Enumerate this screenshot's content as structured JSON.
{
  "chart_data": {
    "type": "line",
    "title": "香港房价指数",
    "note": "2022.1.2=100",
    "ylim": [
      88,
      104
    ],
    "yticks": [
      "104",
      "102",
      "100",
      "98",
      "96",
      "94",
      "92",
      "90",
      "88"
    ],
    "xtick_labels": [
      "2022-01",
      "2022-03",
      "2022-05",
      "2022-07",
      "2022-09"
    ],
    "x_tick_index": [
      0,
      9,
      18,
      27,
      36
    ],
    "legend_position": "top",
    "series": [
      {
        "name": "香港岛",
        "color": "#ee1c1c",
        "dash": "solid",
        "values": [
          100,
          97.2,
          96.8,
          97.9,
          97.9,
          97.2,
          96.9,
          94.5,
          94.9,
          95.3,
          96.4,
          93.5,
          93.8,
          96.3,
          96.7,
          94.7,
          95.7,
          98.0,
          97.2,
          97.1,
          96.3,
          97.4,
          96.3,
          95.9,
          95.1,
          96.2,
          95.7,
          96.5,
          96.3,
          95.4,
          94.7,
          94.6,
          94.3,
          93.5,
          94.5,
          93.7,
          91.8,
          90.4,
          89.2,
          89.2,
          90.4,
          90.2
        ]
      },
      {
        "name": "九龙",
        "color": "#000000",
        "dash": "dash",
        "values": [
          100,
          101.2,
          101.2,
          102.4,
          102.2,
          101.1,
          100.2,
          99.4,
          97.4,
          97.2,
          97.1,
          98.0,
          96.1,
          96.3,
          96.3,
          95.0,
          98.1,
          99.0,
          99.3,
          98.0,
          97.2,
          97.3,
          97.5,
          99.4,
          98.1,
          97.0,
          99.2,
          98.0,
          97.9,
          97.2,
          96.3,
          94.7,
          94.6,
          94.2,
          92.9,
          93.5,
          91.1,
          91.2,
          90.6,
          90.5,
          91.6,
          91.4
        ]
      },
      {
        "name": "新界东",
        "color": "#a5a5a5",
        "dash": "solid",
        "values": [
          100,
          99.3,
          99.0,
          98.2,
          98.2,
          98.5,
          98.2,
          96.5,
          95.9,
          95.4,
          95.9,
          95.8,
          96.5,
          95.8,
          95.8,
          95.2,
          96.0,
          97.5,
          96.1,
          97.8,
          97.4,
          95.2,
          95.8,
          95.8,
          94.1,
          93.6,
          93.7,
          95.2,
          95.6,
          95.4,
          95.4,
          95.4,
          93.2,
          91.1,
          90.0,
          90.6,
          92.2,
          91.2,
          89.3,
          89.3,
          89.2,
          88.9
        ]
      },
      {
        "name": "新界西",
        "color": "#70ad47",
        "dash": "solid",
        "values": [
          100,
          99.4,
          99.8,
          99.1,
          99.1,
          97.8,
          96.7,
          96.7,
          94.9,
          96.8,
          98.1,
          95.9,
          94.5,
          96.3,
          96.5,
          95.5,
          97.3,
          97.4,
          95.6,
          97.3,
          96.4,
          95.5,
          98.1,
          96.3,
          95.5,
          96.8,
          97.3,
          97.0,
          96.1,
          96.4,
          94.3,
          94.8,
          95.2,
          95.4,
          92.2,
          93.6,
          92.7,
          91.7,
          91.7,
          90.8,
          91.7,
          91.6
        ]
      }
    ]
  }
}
####
Please reproduce all of the entries exactly as they stand.

#### OUTPUT FOR THIS EXERCISE:
Enumerate this screenshot's content as structured JSON.
{
  "chart_data": {
    "type": "line",
    "title": "香港房价指数",
    "note": "2022.1.2=100",
    "ylim": [
      88,
      104
    ],
    "yticks": [
      "104",
      "102",
      "100",
      "98",
      "96",
      "94",
      "92",
      "90",
      "88"
    ],
    "xtick_labels": [
      "2022-01",
      "2022-03",
      "2022-05",
      "2022-07",
      "2022-09"
    ],
    "x_tick_index": [
      0,
      9,
      18,
      27,
      36
    ],
    "legend_position": "top",
    "series": [
      {
        "name": "香港岛",
        "color": "#ee1c1c",
        "dash": "solid",
        "values": [
          100,
          97.2,
          96.8,
          97.9,
          97.9,
          97.2,
          96.9,
          94.5,
          94.9,
          95.3,
          96.4,
          93.5,
          93.8,
          96.3,
          96.7,
          94.7,
          95.7,
          98.0,
          97.2,
          97.1,
          96.3,
          97.4,
          96.3,
          95.9,
          95.1,
          96.2,
          95.7,
          96.5,
          96.3,
          95.4,
          94.7,
          94.6,
          94.3,
          93.5,
          94.5,
          93.7,
          91.8,
          90.4,
          89.2,
          89.2,
          90.4,
          90.2
        ]
      },
      {
        "name": "九龙",
        "color": "#000000",
        "dash": "dash",
        "values": [
          100,
          101.2,
          101.2,
          102.4,
          102.2,
          101.1,
          100.2,
          99.4,
          97.4,
          97.2,
          97.1,
          98.0,
          96.1,
          96.3,
          96.3,
          95.0,
          98.1,
          99.0,
          99.3,
          98.0,
          97.2,
          97.3,
          97.5,
          99.4,
          98.1,
          97.0,
          99.2,
          98.0,
          97.9,
          97.2,
          96.3,
          94.7,
          94.6,
          94.2,
          92.9,
          93.5,
          91.1,
          91.2,
          90.6,
          90.5,
          91.6,
          91.4
        ]
      },
      {
        "name": "新界东",
        "color": "#a5a5a5",
        "dash": "solid",
        "values": [
          100,
          99.3,
          99.0,
          98.2,
          98.2,
          98.5,
          98.2,
          96.5,
          95.9,
          95.4,
          95.9,
          95.8,
          96.5,
          95.8,
          95.8,
          95.2,
          96.0,
          97.5,
          96.1,
          97.8,
          97.4,
          95.2,
          95.8,
          95.8,
          94.1,
          93.6,
          93.7,
          95.2,
          95.6,
          95.4,
          95.4,
          95.4,
          93.2,
          91.1,
          90.0,
          90.6,
          92.2,
          91.2,
          89.3,
          89.3,
          89.2,
          88.9
        ]
      },
      {
        "name": "新界西",
        "color": "#70ad47",
        "dash": "solid",
        "values": [
          100,
          99.4,
          99.8,
          99.1,
          99.1,
          97.8,
          96.7,
          96.7,
          94.9,
          96.8,
          98.1,
          95.9,
          94.5,
          96.3,
          96.5,
          95.5,
          97.3,
          97.4,
          95.6,
          97.3,
          96.4,
          95.5,
          98.1,
          96.3,
          95.5,
          96.8,
          97.3,
          97.0,
          96.1,
          96.4,
          94.3,
          94.8,
          95.2,
          95.4,
          92.2,
          93.6,
          92.7,
          91.7,
          91.7,
          90.8,
          91.7,
          91.6
        ]
      }
    ]
  }
}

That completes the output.